Extracted material
------------------------------------------------------------
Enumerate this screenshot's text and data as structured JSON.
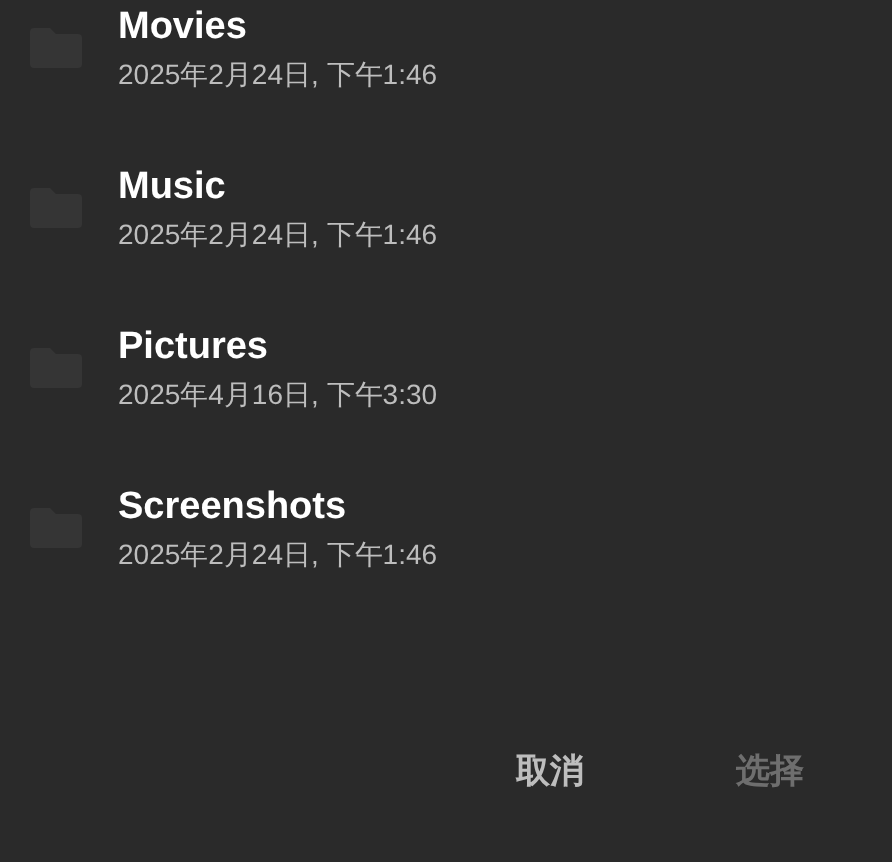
{
  "folders": [
    {
      "name": "Movies",
      "date": "2025年2月24日, 下午1:46"
    },
    {
      "name": "Music",
      "date": "2025年2月24日, 下午1:46"
    },
    {
      "name": "Pictures",
      "date": "2025年4月16日, 下午3:30"
    },
    {
      "name": "Screenshots",
      "date": "2025年2月24日, 下午1:46"
    }
  ],
  "buttons": [
    {
      "label": "取消",
      "disabled": false
    },
    {
      "label": "选择",
      "disabled": true
    }
  ]
}
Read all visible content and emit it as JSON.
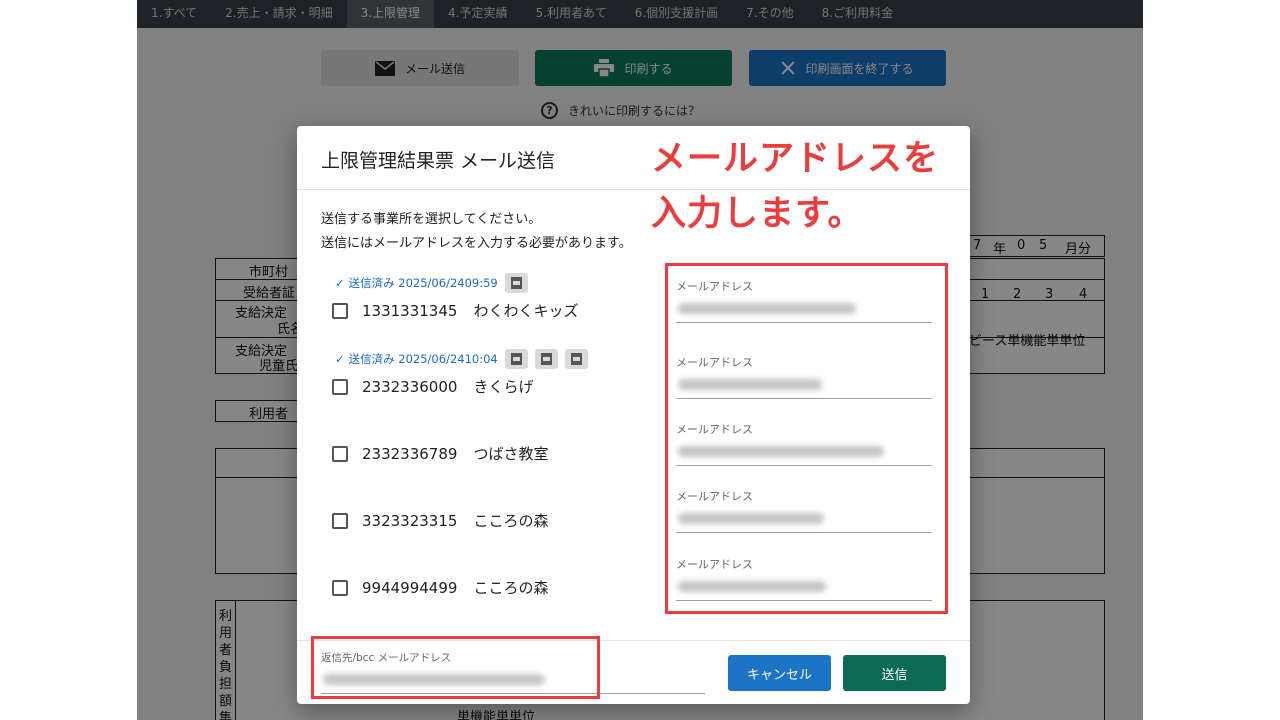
{
  "nav": {
    "tabs": [
      "1.すべて",
      "2.売上・請求・明細",
      "3.上限管理",
      "4.予定実績",
      "5.利用者あて",
      "6.個別支援計画",
      "7.その他",
      "8.ご利用料金"
    ],
    "active_index": 2
  },
  "toolbar": {
    "mail_label": "メール送信",
    "print_label": "印刷する",
    "close_label": "印刷画面を終了する",
    "help_text": "きれいに印刷するには？"
  },
  "document": {
    "rows": [
      "市町村",
      "受給者証",
      "支給決定",
      "氏名",
      "支給決定",
      "児童氏",
      "利用者"
    ],
    "date_cells": [
      "7",
      "年",
      "0",
      "5",
      "月分"
    ],
    "number_cells": [
      "1",
      "2",
      "3",
      "4"
    ],
    "service_label": "ビース単機能単単位",
    "vertical_label": "利用者負担額集",
    "bottom_label": "単機能単単位"
  },
  "modal": {
    "title": "上限管理結果票 メール送信",
    "instruction_1": "送信する事業所を選択してください。",
    "instruction_2": "送信にはメールアドレスを入力する必要があります。",
    "offices": [
      {
        "code": "1331331345",
        "name": "わくわくキッズ",
        "status": "送信済み 2025/06/2409:59",
        "pdf_count": 1,
        "email_label": "メールアドレス"
      },
      {
        "code": "2332336000",
        "name": "きくらげ",
        "status": "送信済み 2025/06/2410:04",
        "pdf_count": 3,
        "email_label": "メールアドレス"
      },
      {
        "code": "2332336789",
        "name": "つばさ教室",
        "status": "",
        "pdf_count": 0,
        "email_label": "メールアドレス"
      },
      {
        "code": "3323323315",
        "name": "こころの森",
        "status": "",
        "pdf_count": 0,
        "email_label": "メールアドレス"
      },
      {
        "code": "9944994499",
        "name": "こころの森",
        "status": "",
        "pdf_count": 0,
        "email_label": "メールアドレス"
      }
    ],
    "reply_label": "返信先/bcc メールアドレス",
    "cancel_label": "キャンセル",
    "send_label": "送信"
  },
  "annotation": {
    "line_1": "メールアドレスを",
    "line_2": "入力します。",
    "color": "#ee3b3b"
  },
  "colors": {
    "print_button": "#0d7a5c",
    "close_button": "#1d74c7",
    "send_button": "#0d6b55",
    "cancel_button": "#1d74c7",
    "status_text": "#1a6ac9",
    "nav_bar": "#3a4148"
  }
}
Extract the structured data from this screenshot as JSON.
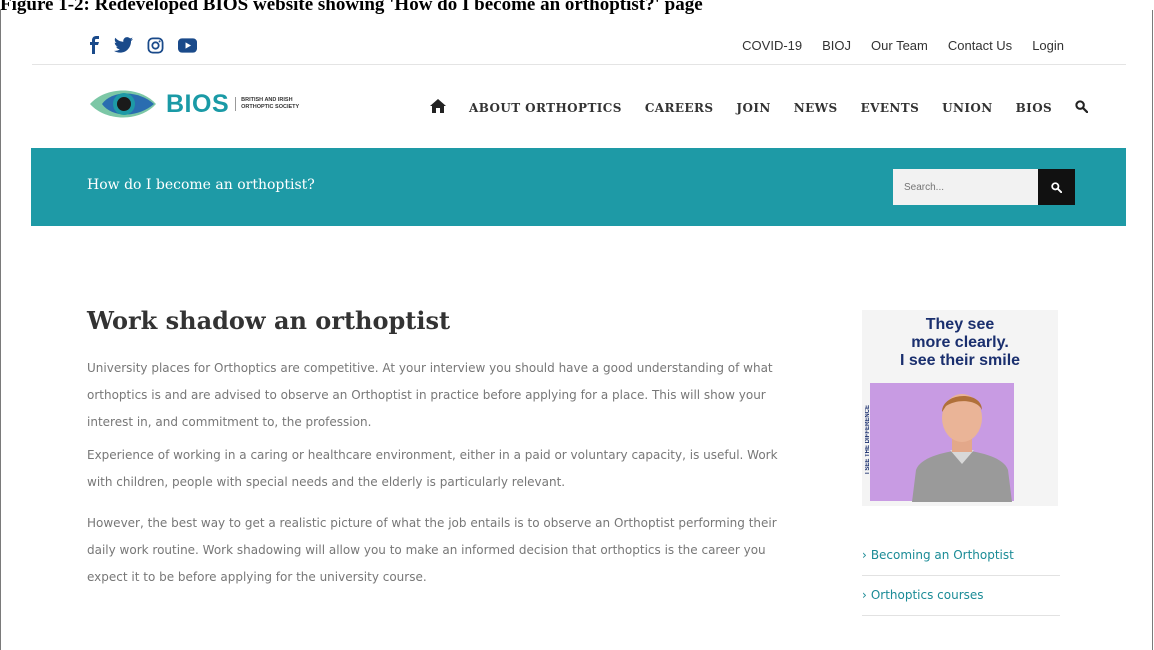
{
  "caption": "Figure 1-2: Redeveloped BIOS website showing 'How do I become an orthoptist?' page",
  "colors": {
    "brand_teal": "#1e9aa6",
    "nav_text": "#333333",
    "body_text": "#777777",
    "link_teal": "#1a8b96",
    "social_blue": "#1a4a8a"
  },
  "social": [
    {
      "name": "facebook-icon",
      "glyph": "f"
    },
    {
      "name": "twitter-icon",
      "glyph": ""
    },
    {
      "name": "instagram-icon",
      "glyph": ""
    },
    {
      "name": "youtube-icon",
      "glyph": ""
    }
  ],
  "top_links": [
    "COVID-19",
    "BIOJ",
    "Our Team",
    "Contact Us",
    "Login"
  ],
  "logo": {
    "text": "BIOS",
    "sub_line1": "BRITISH AND IRISH",
    "sub_line2": "ORTHOPTIC SOCIETY"
  },
  "nav": [
    "ABOUT ORTHOPTICS",
    "CAREERS",
    "JOIN",
    "NEWS",
    "EVENTS",
    "UNION",
    "BIOS"
  ],
  "banner": {
    "title": "How do I become an orthoptist?",
    "search_placeholder": "Search..."
  },
  "content": {
    "heading": "Work shadow an orthoptist",
    "paragraphs": [
      "University places for Orthoptics are competitive.  At your interview you should have a good understanding of what orthoptics is and are advised to observe an Orthoptist in practice before applying for a place. This will show your interest in, and commitment to, the profession.",
      "Experience of working in a caring or healthcare environment, either in a paid or voluntary capacity, is useful. Work with children, people with special needs and the elderly is particularly relevant.",
      "However, the best way to get a realistic picture of what the job entails is to observe an Orthoptist performing their daily work routine. Work shadowing will allow you to make an informed decision that orthoptics is the career you expect it to be before applying for the university course."
    ]
  },
  "sidebar": {
    "ad_line1": "They see",
    "ad_line2": "more clearly.",
    "ad_line3": "I see their smile",
    "ad_vertical": "I SEE THE DIFFERENCE",
    "links": [
      "Becoming an Orthoptist",
      "Orthoptics courses"
    ]
  }
}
------------------------------------------------------------
Give every line back word for word and leave the pictures out.

Enumerate this screenshot's text and data as structured JSON.
{
  "folders": [
    {
      "name": "Movies",
      "date": "2025年2月24日, 下午1:46"
    },
    {
      "name": "Music",
      "date": "2025年2月24日, 下午1:46"
    },
    {
      "name": "Pictures",
      "date": "2025年4月16日, 下午3:30"
    },
    {
      "name": "Screenshots",
      "date": "2025年2月24日, 下午1:46"
    }
  ],
  "buttons": [
    {
      "label": "取消",
      "disabled": false
    },
    {
      "label": "选择",
      "disabled": true
    }
  ]
}
Read all visible content and emit it as JSON.
{
  "nav": {
    "tabs": [
      "1.すべて",
      "2.売上・請求・明細",
      "3.上限管理",
      "4.予定実績",
      "5.利用者あて",
      "6.個別支援計画",
      "7.その他",
      "8.ご利用料金"
    ],
    "active_index": 2
  },
  "toolbar": {
    "mail_label": "メール送信",
    "print_label": "印刷する",
    "close_label": "印刷画面を終了する",
    "help_text": "きれいに印刷するには？"
  },
  "document": {
    "rows": [
      "市町村",
      "受給者証",
      "支給決定",
      "氏名",
      "支給決定",
      "児童氏",
      "利用者"
    ],
    "date_cells": [
      "7",
      "年",
      "0",
      "5",
      "月分"
    ],
    "number_cells": [
      "1",
      "2",
      "3",
      "4"
    ],
    "service_label": "ビース単機能単単位",
    "vertical_label": "利用者負担額集",
    "bottom_label": "単機能単単位"
  },
  "modal": {
    "title": "上限管理結果票 メール送信",
    "instruction_1": "送信する事業所を選択してください。",
    "instruction_2": "送信にはメールアドレスを入力する必要があります。",
    "offices": [
      {
        "code": "1331331345",
        "name": "わくわくキッズ",
        "status": "送信済み 2025/06/2409:59",
        "pdf_count": 1,
        "email_label": "メールアドレス"
      },
      {
        "code": "2332336000",
        "name": "きくらげ",
        "status": "送信済み 2025/06/2410:04",
        "pdf_count": 3,
        "email_label": "メールアドレス"
      },
      {
        "code": "2332336789",
        "name": "つばさ教室",
        "status": "",
        "pdf_count": 0,
        "email_label": "メールアドレス"
      },
      {
        "code": "3323323315",
        "name": "こころの森",
        "status": "",
        "pdf_count": 0,
        "email_label": "メールアドレス"
      },
      {
        "code": "9944994499",
        "name": "こころの森",
        "status": "",
        "pdf_count": 0,
        "email_label": "メールアドレス"
      }
    ],
    "reply_label": "返信先/bcc メールアドレス",
    "cancel_label": "キャンセル",
    "send_label": "送信"
  },
  "annotation": {
    "line_1": "メールアドレスを",
    "line_2": "入力します。",
    "color": "#ee3b3b"
  },
  "colors": {
    "print_button": "#0d7a5c",
    "close_button": "#1d74c7",
    "send_button": "#0d6b55",
    "cancel_button": "#1d74c7",
    "status_text": "#1a6ac9",
    "nav_bar": "#3a4148"
  }
}
Extract the structured data from this screenshot as JSON.
{
  "caption": "Figure 1-2: Redeveloped BIOS website showing 'How do I become an orthoptist?' page",
  "colors": {
    "brand_teal": "#1e9aa6",
    "nav_text": "#333333",
    "body_text": "#777777",
    "link_teal": "#1a8b96",
    "social_blue": "#1a4a8a"
  },
  "social": [
    {
      "name": "facebook-icon",
      "glyph": "f"
    },
    {
      "name": "twitter-icon",
      "glyph": ""
    },
    {
      "name": "instagram-icon",
      "glyph": ""
    },
    {
      "name": "youtube-icon",
      "glyph": ""
    }
  ],
  "top_links": [
    "COVID-19",
    "BIOJ",
    "Our Team",
    "Contact Us",
    "Login"
  ],
  "logo": {
    "text": "BIOS",
    "sub_line1": "BRITISH AND IRISH",
    "sub_line2": "ORTHOPTIC SOCIETY"
  },
  "nav": [
    "ABOUT ORTHOPTICS",
    "CAREERS",
    "JOIN",
    "NEWS",
    "EVENTS",
    "UNION",
    "BIOS"
  ],
  "banner": {
    "title": "How do I become an orthoptist?",
    "search_placeholder": "Search..."
  },
  "content": {
    "heading": "Work shadow an orthoptist",
    "paragraphs": [
      "University places for Orthoptics are competitive.  At your interview you should have a good understanding of what orthoptics is and are advised to observe an Orthoptist in practice before applying for a place. This will show your interest in, and commitment to, the profession.",
      "Experience of working in a caring or healthcare environment, either in a paid or voluntary capacity, is useful. Work with children, people with special needs and the elderly is particularly relevant.",
      "However, the best way to get a realistic picture of what the job entails is to observe an Orthoptist performing their daily work routine. Work shadowing will allow you to make an informed decision that orthoptics is the career you expect it to be before applying for the university course."
    ]
  },
  "sidebar": {
    "ad_line1": "They see",
    "ad_line2": "more clearly.",
    "ad_line3": "I see their smile",
    "ad_vertical": "I SEE THE DIFFERENCE",
    "links": [
      "Becoming an Orthoptist",
      "Orthoptics courses"
    ]
  }
}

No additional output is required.